▶ **PROBLEM STATEMENT**
Copy out all of the data exactly as it appears.

▶ **INPUT**
--- --- ---

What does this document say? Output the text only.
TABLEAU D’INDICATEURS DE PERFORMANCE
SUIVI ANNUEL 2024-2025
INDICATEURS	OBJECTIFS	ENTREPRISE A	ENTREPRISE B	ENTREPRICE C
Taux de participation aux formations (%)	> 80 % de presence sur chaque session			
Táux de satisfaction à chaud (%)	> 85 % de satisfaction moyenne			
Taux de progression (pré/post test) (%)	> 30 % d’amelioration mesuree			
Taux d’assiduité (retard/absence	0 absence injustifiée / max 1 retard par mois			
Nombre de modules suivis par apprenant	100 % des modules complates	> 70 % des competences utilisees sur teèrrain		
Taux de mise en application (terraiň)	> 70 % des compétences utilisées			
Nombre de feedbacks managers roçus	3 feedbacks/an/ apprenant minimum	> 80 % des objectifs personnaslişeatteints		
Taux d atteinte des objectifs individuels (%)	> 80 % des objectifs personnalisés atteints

--- --- ---

▶ **SOLUTION**
What does this document say? Output the text only.
TABLEAU D’INDICATEURS DE PERFORMANCE
SUIVI ANNUEL 2024-2025
INDICATEURS	OBJECTIFS	ENTREPRISE A	ENTREPRISE B	ENTREPRICE C
Taux de participation aux formations (%)	> 80 % de presence sur chaque session			
Táux de satisfaction à chaud (%)	> 85 % de satisfaction moyenne			
Taux de progression (pré/post test) (%)	> 30 % d’amelioration mesuree			
Taux d’assiduité (retard/absence	0 absence injustifiée / max 1 retard par mois			
Nombre de modules suivis par apprenant	100 % des modules complates	> 70 % des competences utilisees sur teèrrain		
Taux de mise en application (terraiň)	> 70 % des compétences utilisées			
Nombre de feedbacks managers roçus	3 feedbacks/an/ apprenant minimum	> 80 % des objectifs personnaslişeatteints		
Taux d atteinte des objectifs individuels (%)	> 80 % des objectifs personnalisés atteints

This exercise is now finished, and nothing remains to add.